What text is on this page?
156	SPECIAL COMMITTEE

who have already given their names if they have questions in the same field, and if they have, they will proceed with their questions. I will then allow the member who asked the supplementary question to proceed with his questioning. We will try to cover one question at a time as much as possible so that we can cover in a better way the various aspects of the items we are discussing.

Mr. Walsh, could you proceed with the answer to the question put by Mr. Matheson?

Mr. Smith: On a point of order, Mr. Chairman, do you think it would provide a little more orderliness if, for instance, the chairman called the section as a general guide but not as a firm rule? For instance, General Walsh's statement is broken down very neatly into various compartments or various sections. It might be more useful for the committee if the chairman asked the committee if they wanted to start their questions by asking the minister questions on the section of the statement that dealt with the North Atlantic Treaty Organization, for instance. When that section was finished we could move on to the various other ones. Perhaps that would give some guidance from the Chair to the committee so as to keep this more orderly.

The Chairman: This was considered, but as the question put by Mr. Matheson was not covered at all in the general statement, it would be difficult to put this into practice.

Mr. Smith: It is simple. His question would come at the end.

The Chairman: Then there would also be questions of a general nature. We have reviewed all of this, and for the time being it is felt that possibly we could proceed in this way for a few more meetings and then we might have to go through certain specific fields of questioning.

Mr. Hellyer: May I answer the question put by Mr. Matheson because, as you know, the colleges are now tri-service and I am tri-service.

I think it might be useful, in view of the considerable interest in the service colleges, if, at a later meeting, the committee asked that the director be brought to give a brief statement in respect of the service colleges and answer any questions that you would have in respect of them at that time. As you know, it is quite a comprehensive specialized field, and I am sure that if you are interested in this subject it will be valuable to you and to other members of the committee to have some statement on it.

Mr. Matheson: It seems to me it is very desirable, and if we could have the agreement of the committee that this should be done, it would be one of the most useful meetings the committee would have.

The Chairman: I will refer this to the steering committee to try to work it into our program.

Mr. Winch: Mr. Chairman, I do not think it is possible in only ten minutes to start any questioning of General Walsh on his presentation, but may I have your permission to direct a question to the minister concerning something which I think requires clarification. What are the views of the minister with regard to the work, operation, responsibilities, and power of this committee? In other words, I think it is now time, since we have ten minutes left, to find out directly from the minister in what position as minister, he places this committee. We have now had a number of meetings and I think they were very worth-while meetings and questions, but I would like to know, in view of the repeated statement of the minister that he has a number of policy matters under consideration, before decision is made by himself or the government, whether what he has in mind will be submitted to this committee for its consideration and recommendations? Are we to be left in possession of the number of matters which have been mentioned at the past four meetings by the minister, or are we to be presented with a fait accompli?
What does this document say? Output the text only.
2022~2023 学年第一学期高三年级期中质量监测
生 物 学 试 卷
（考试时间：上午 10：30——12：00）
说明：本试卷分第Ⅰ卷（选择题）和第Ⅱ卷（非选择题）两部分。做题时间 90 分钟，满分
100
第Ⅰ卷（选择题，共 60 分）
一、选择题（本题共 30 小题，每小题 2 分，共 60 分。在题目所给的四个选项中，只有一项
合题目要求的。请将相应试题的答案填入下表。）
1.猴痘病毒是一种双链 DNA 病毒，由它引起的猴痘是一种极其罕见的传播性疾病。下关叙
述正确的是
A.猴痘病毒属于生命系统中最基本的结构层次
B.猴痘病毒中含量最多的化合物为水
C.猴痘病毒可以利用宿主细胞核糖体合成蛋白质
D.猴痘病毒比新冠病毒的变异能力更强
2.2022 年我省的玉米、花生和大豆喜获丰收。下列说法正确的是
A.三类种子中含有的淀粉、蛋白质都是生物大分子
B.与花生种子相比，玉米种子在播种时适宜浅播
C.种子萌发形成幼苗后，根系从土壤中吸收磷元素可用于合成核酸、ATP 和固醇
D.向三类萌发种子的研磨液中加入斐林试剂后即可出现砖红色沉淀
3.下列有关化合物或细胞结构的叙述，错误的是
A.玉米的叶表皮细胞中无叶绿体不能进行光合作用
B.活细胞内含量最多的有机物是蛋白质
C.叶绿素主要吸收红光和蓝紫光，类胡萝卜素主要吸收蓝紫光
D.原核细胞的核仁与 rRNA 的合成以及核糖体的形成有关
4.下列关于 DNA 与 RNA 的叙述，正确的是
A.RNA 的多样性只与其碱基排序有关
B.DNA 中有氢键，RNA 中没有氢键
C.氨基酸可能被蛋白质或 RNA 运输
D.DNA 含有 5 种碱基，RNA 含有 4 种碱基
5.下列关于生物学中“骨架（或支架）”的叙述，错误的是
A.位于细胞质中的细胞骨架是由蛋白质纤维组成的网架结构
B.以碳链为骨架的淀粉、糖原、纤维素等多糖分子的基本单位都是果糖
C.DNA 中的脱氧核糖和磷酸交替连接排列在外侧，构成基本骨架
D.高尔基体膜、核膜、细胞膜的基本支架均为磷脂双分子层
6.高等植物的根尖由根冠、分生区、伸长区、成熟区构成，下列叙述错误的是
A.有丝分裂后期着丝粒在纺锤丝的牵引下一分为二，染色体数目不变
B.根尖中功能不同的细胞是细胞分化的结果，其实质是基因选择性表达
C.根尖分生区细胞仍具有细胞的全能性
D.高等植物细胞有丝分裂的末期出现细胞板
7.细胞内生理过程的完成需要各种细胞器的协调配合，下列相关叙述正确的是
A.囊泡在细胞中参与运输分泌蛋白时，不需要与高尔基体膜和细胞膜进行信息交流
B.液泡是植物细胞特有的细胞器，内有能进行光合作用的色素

------------------------------------------------------------------------

Exactly reproduce all of the entries above.

** Written response **
What text is on this page?
156	SPECIAL COMMITTEE

who have already given their names if they have questions in the same field, and if they have, they will proceed with their questions. I will then allow the member who asked the supplementary question to proceed with his questioning. We will try to cover one question at a time as much as possible so that we can cover in a better way the various aspects of the items we are discussing.

Mr. Walsh, could you proceed with the answer to the question put by Mr. Matheson?

Mr. Smith: On a point of order, Mr. Chairman, do you think it would provide a little more orderliness if, for instance, the chairman called the section as a general guide but not as a firm rule? For instance, General Walsh's statement is broken down very neatly into various compartments or various sections. It might be more useful for the committee if the chairman asked the committee if they wanted to start their questions by asking the minister questions on the section of the statement that dealt with the North Atlantic Treaty Organization, for instance. When that section was finished we could move on to the various other ones. Perhaps that would give some guidance from the Chair to the committee so as to keep this more orderly.

The Chairman: This was considered, but as the question put by Mr. Matheson was not covered at all in the general statement, it would be difficult to put this into practice.

Mr. Smith: It is simple. His question would come at the end.

The Chairman: Then there would also be questions of a general nature. We have reviewed all of this, and for the time being it is felt that possibly we could proceed in this way for a few more meetings and then we might have to go through certain specific fields of questioning.

Mr. Hellyer: May I answer the question put by Mr. Matheson because, as you know, the colleges are now tri-service and I am tri-service.

I think it might be useful, in view of the considerable interest in the service colleges, if, at a later meeting, the committee asked that the director be brought to give a brief statement in respect of the service colleges and answer any questions that you would have in respect of them at that time. As you know, it is quite a comprehensive specialized field, and I am sure that if you are interested in this subject it will be valuable to you and to other members of the committee to have some statement on it.

Mr. Matheson: It seems to me it is very desirable, and if we could have the agreement of the committee that this should be done, it would be one of the most useful meetings the committee would have.

The Chairman: I will refer this to the steering committee to try to work it into our program.

Mr. Winch: Mr. Chairman, I do not think it is possible in only ten minutes to start any questioning of General Walsh on his presentation, but may I have your permission to direct a question to the minister concerning something which I think requires clarification. What are the views of the minister with regard to the work, operation, responsibilities, and power of this committee? In other words, I think it is now time, since we have ten minutes left, to find out directly from the minister in what position as minister, he places this committee. We have now had a number of meetings and I think they were very worth-while meetings and questions, but I would like to know, in view of the repeated statement of the minister that he has a number of policy matters under consideration, before decision is made by himself or the government, whether what he has in mind will be submitted to this committee for its consideration and recommendations? Are we to be left in possession of the number of matters which have been mentioned at the past four meetings by the minister, or are we to be presented with a fait accompli?
What does this document say? Output the text only.
2022~2023 学年第一学期高三年级期中质量监测
生 物 学 试 卷
（考试时间：上午 10：30——12：00）
说明：本试卷分第Ⅰ卷（选择题）和第Ⅱ卷（非选择题）两部分。做题时间 90 分钟，满分
100
第Ⅰ卷（选择题，共 60 分）
一、选择题（本题共 30 小题，每小题 2 分，共 60 分。在题目所给的四个选项中，只有一项
合题目要求的。请将相应试题的答案填入下表。）
1.猴痘病毒是一种双链 DNA 病毒，由它引起的猴痘是一种极其罕见的传播性疾病。下关叙
述正确的是
A.猴痘病毒属于生命系统中最基本的结构层次
B.猴痘病毒中含量最多的化合物为水
C.猴痘病毒可以利用宿主细胞核糖体合成蛋白质
D.猴痘病毒比新冠病毒的变异能力更强
2.2022 年我省的玉米、花生和大豆喜获丰收。下列说法正确的是
A.三类种子中含有的淀粉、蛋白质都是生物大分子
B.与花生种子相比，玉米种子在播种时适宜浅播
C.种子萌发形成幼苗后，根系从土壤中吸收磷元素可用于合成核酸、ATP 和固醇
D.向三类萌发种子的研磨液中加入斐林试剂后即可出现砖红色沉淀
3.下列有关化合物或细胞结构的叙述，错误的是
A.玉米的叶表皮细胞中无叶绿体不能进行光合作用
B.活细胞内含量最多的有机物是蛋白质
C.叶绿素主要吸收红光和蓝紫光，类胡萝卜素主要吸收蓝紫光
D.原核细胞的核仁与 rRNA 的合成以及核糖体的形成有关
4.下列关于 DNA 与 RNA 的叙述，正确的是
A.RNA 的多样性只与其碱基排序有关
B.DNA 中有氢键，RNA 中没有氢键
C.氨基酸可能被蛋白质或 RNA 运输
D.DNA 含有 5 种碱基，RNA 含有 4 种碱基
5.下列关于生物学中“骨架（或支架）”的叙述，错误的是
A.位于细胞质中的细胞骨架是由蛋白质纤维组成的网架结构
B.以碳链为骨架的淀粉、糖原、纤维素等多糖分子的基本单位都是果糖
C.DNA 中的脱氧核糖和磷酸交替连接排列在外侧，构成基本骨架
D.高尔基体膜、核膜、细胞膜的基本支架均为磷脂双分子层
6.高等植物的根尖由根冠、分生区、伸长区、成熟区构成，下列叙述错误的是
A.有丝分裂后期着丝粒在纺锤丝的牵引下一分为二，染色体数目不变
B.根尖中功能不同的细胞是细胞分化的结果，其实质是基因选择性表达
C.根尖分生区细胞仍具有细胞的全能性
D.高等植物细胞有丝分裂的末期出现细胞板
7.细胞内生理过程的完成需要各种细胞器的协调配合，下列相关叙述正确的是
A.囊泡在细胞中参与运输分泌蛋白时，不需要与高尔基体膜和细胞膜进行信息交流
B.液泡是植物细胞特有的细胞器，内有能进行光合作用的色素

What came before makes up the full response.